Exercise brief: Your copy of the material must match it exactly, except that pictures are dropped.

┌─ Input rows

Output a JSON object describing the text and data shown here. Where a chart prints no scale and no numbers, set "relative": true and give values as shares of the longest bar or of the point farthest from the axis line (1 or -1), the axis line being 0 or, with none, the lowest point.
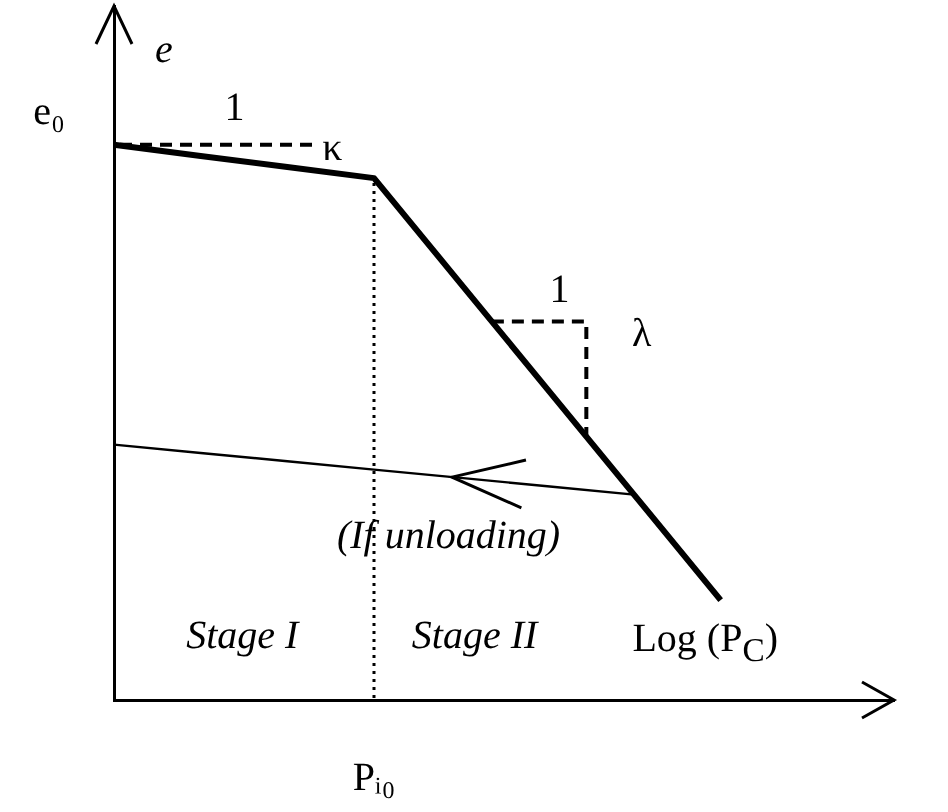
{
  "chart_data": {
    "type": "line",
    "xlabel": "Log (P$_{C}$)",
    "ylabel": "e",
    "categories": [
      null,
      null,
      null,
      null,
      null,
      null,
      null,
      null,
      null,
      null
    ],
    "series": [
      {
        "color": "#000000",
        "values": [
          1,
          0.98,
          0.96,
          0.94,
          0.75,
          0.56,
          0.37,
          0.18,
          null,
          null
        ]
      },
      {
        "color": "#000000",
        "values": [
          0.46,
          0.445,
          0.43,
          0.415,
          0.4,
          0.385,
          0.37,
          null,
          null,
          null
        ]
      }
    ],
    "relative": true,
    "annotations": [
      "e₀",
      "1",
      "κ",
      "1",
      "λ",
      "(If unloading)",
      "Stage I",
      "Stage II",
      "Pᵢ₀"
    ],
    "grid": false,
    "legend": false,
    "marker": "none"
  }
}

└─

Complete response:
Output a JSON object describing the text and data shown here. Where a chart prints no scale and no numbers, set "relative": true and give values as shares of the longest bar or of the point farthest from the axis line (1 or -1), the axis line being 0 or, with none, the lowest point.
{
  "chart_data": {
    "type": "line",
    "xlabel": "Log (P$_{C}$)",
    "ylabel": "e",
    "categories": [
      null,
      null,
      null,
      null,
      null,
      null,
      null,
      null,
      null,
      null
    ],
    "series": [
      {
        "color": "#000000",
        "values": [
          1,
          0.98,
          0.96,
          0.94,
          0.75,
          0.56,
          0.37,
          0.18,
          null,
          null
        ]
      },
      {
        "color": "#000000",
        "values": [
          0.46,
          0.445,
          0.43,
          0.415,
          0.4,
          0.385,
          0.37,
          null,
          null,
          null
        ]
      }
    ],
    "relative": true,
    "annotations": [
      "e₀",
      "1",
      "κ",
      "1",
      "λ",
      "(If unloading)",
      "Stage I",
      "Stage II",
      "Pᵢ₀"
    ],
    "grid": false,
    "legend": false,
    "marker": "none"
  }
}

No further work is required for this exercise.